* [Exercise objective] The exercise asks for every line of the data to be reproduced exactly.

* [Available records]
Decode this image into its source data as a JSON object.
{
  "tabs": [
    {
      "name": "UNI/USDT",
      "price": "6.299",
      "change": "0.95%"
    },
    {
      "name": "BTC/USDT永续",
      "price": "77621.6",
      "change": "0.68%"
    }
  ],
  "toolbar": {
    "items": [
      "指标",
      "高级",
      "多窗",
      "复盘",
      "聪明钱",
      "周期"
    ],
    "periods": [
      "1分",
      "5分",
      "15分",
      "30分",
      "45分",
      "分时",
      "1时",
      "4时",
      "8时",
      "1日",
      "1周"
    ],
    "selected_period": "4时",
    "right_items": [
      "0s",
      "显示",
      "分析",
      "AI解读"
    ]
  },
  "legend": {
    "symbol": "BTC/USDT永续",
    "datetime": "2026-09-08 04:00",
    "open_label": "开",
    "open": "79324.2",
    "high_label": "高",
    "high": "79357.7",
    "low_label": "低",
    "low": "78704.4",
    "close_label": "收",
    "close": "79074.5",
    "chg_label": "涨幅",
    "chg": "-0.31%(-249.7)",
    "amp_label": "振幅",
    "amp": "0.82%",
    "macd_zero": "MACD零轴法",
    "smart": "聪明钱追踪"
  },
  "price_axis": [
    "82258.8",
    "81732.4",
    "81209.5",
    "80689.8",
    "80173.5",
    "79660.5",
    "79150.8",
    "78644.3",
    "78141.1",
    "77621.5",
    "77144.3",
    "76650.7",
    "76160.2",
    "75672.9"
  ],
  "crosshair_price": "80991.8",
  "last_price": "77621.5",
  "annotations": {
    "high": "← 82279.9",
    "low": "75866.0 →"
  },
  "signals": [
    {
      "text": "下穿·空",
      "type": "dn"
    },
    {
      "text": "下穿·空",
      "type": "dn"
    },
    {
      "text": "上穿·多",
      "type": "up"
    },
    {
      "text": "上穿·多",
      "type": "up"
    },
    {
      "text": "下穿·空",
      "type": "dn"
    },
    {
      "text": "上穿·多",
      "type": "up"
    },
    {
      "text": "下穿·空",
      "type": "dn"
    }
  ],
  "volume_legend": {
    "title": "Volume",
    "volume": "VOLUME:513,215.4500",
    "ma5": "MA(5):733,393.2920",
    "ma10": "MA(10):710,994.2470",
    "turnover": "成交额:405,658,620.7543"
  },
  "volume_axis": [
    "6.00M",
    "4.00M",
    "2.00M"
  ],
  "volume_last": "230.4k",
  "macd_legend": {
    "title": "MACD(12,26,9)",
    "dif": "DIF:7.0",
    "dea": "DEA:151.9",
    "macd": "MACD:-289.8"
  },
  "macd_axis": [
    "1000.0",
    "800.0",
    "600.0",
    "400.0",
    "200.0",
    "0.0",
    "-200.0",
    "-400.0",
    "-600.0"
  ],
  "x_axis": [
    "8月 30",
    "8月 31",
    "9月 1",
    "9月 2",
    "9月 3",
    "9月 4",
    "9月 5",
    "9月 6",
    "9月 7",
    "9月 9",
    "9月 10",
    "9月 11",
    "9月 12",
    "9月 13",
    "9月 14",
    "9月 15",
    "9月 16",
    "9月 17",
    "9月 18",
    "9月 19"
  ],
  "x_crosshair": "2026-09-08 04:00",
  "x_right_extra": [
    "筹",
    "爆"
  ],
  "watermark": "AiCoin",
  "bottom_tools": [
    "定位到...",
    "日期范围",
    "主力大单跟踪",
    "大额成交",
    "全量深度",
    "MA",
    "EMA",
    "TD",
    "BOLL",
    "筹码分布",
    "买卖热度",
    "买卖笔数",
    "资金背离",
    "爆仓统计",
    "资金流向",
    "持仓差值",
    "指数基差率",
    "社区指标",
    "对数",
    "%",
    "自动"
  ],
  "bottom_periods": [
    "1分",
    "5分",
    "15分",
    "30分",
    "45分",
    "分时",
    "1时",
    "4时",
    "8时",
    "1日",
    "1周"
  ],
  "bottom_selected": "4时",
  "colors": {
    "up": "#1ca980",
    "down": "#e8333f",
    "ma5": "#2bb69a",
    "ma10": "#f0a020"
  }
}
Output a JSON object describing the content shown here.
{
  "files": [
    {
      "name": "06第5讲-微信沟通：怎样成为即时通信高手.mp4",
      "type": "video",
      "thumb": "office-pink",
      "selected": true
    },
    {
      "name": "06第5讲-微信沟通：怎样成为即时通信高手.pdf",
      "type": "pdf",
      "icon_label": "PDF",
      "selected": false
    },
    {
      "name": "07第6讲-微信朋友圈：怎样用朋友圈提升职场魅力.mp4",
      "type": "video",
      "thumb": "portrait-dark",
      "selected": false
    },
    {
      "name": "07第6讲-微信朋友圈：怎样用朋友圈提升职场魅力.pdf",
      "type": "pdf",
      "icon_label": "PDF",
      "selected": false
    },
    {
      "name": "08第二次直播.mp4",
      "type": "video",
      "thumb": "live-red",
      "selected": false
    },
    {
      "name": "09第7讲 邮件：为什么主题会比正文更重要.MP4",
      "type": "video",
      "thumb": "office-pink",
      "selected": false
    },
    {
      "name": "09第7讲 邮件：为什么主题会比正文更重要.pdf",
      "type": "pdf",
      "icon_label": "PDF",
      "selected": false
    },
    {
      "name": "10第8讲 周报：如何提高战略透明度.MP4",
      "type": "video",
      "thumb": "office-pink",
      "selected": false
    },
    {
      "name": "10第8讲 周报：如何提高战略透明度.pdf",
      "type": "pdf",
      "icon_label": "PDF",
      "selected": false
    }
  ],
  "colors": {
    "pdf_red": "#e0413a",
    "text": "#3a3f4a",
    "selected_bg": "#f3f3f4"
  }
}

* [Response to this task]
Decode this image into its source data as a JSON object.
{
  "tabs": [
    {
      "name": "UNI/USDT",
      "price": "6.299",
      "change": "0.95%"
    },
    {
      "name": "BTC/USDT永续",
      "price": "77621.6",
      "change": "0.68%"
    }
  ],
  "toolbar": {
    "items": [
      "指标",
      "高级",
      "多窗",
      "复盘",
      "聪明钱",
      "周期"
    ],
    "periods": [
      "1分",
      "5分",
      "15分",
      "30分",
      "45分",
      "分时",
      "1时",
      "4时",
      "8时",
      "1日",
      "1周"
    ],
    "selected_period": "4时",
    "right_items": [
      "0s",
      "显示",
      "分析",
      "AI解读"
    ]
  },
  "legend": {
    "symbol": "BTC/USDT永续",
    "datetime": "2026-09-08 04:00",
    "open_label": "开",
    "open": "79324.2",
    "high_label": "高",
    "high": "79357.7",
    "low_label": "低",
    "low": "78704.4",
    "close_label": "收",
    "close": "79074.5",
    "chg_label": "涨幅",
    "chg": "-0.31%(-249.7)",
    "amp_label": "振幅",
    "amp": "0.82%",
    "macd_zero": "MACD零轴法",
    "smart": "聪明钱追踪"
  },
  "price_axis": [
    "82258.8",
    "81732.4",
    "81209.5",
    "80689.8",
    "80173.5",
    "79660.5",
    "79150.8",
    "78644.3",
    "78141.1",
    "77621.5",
    "77144.3",
    "76650.7",
    "76160.2",
    "75672.9"
  ],
  "crosshair_price": "80991.8",
  "last_price": "77621.5",
  "annotations": {
    "high": "← 82279.9",
    "low": "75866.0 →"
  },
  "signals": [
    {
      "text": "下穿·空",
      "type": "dn"
    },
    {
      "text": "下穿·空",
      "type": "dn"
    },
    {
      "text": "上穿·多",
      "type": "up"
    },
    {
      "text": "上穿·多",
      "type": "up"
    },
    {
      "text": "下穿·空",
      "type": "dn"
    },
    {
      "text": "上穿·多",
      "type": "up"
    },
    {
      "text": "下穿·空",
      "type": "dn"
    }
  ],
  "volume_legend": {
    "title": "Volume",
    "volume": "VOLUME:513,215.4500",
    "ma5": "MA(5):733,393.2920",
    "ma10": "MA(10):710,994.2470",
    "turnover": "成交额:405,658,620.7543"
  },
  "volume_axis": [
    "6.00M",
    "4.00M",
    "2.00M"
  ],
  "volume_last": "230.4k",
  "macd_legend": {
    "title": "MACD(12,26,9)",
    "dif": "DIF:7.0",
    "dea": "DEA:151.9",
    "macd": "MACD:-289.8"
  },
  "macd_axis": [
    "1000.0",
    "800.0",
    "600.0",
    "400.0",
    "200.0",
    "0.0",
    "-200.0",
    "-400.0",
    "-600.0"
  ],
  "x_axis": [
    "8月 30",
    "8月 31",
    "9月 1",
    "9月 2",
    "9月 3",
    "9月 4",
    "9月 5",
    "9月 6",
    "9月 7",
    "9月 9",
    "9月 10",
    "9月 11",
    "9月 12",
    "9月 13",
    "9月 14",
    "9月 15",
    "9月 16",
    "9月 17",
    "9月 18",
    "9月 19"
  ],
  "x_crosshair": "2026-09-08 04:00",
  "x_right_extra": [
    "筹",
    "爆"
  ],
  "watermark": "AiCoin",
  "bottom_tools": [
    "定位到...",
    "日期范围",
    "主力大单跟踪",
    "大额成交",
    "全量深度",
    "MA",
    "EMA",
    "TD",
    "BOLL",
    "筹码分布",
    "买卖热度",
    "买卖笔数",
    "资金背离",
    "爆仓统计",
    "资金流向",
    "持仓差值",
    "指数基差率",
    "社区指标",
    "对数",
    "%",
    "自动"
  ],
  "bottom_periods": [
    "1分",
    "5分",
    "15分",
    "30分",
    "45分",
    "分时",
    "1时",
    "4时",
    "8时",
    "1日",
    "1周"
  ],
  "bottom_selected": "4时",
  "colors": {
    "up": "#1ca980",
    "down": "#e8333f",
    "ma5": "#2bb69a",
    "ma10": "#f0a020"
  }
}
Output a JSON object describing the content shown here.
{
  "files": [
    {
      "name": "06第5讲-微信沟通：怎样成为即时通信高手.mp4",
      "type": "video",
      "thumb": "office-pink",
      "selected": true
    },
    {
      "name": "06第5讲-微信沟通：怎样成为即时通信高手.pdf",
      "type": "pdf",
      "icon_label": "PDF",
      "selected": false
    },
    {
      "name": "07第6讲-微信朋友圈：怎样用朋友圈提升职场魅力.mp4",
      "type": "video",
      "thumb": "portrait-dark",
      "selected": false
    },
    {
      "name": "07第6讲-微信朋友圈：怎样用朋友圈提升职场魅力.pdf",
      "type": "pdf",
      "icon_label": "PDF",
      "selected": false
    },
    {
      "name": "08第二次直播.mp4",
      "type": "video",
      "thumb": "live-red",
      "selected": false
    },
    {
      "name": "09第7讲 邮件：为什么主题会比正文更重要.MP4",
      "type": "video",
      "thumb": "office-pink",
      "selected": false
    },
    {
      "name": "09第7讲 邮件：为什么主题会比正文更重要.pdf",
      "type": "pdf",
      "icon_label": "PDF",
      "selected": false
    },
    {
      "name": "10第8讲 周报：如何提高战略透明度.MP4",
      "type": "video",
      "thumb": "office-pink",
      "selected": false
    },
    {
      "name": "10第8讲 周报：如何提高战略透明度.pdf",
      "type": "pdf",
      "icon_label": "PDF",
      "selected": false
    }
  ],
  "colors": {
    "pdf_red": "#e0413a",
    "text": "#3a3f4a",
    "selected_bg": "#f3f3f4"
  }
}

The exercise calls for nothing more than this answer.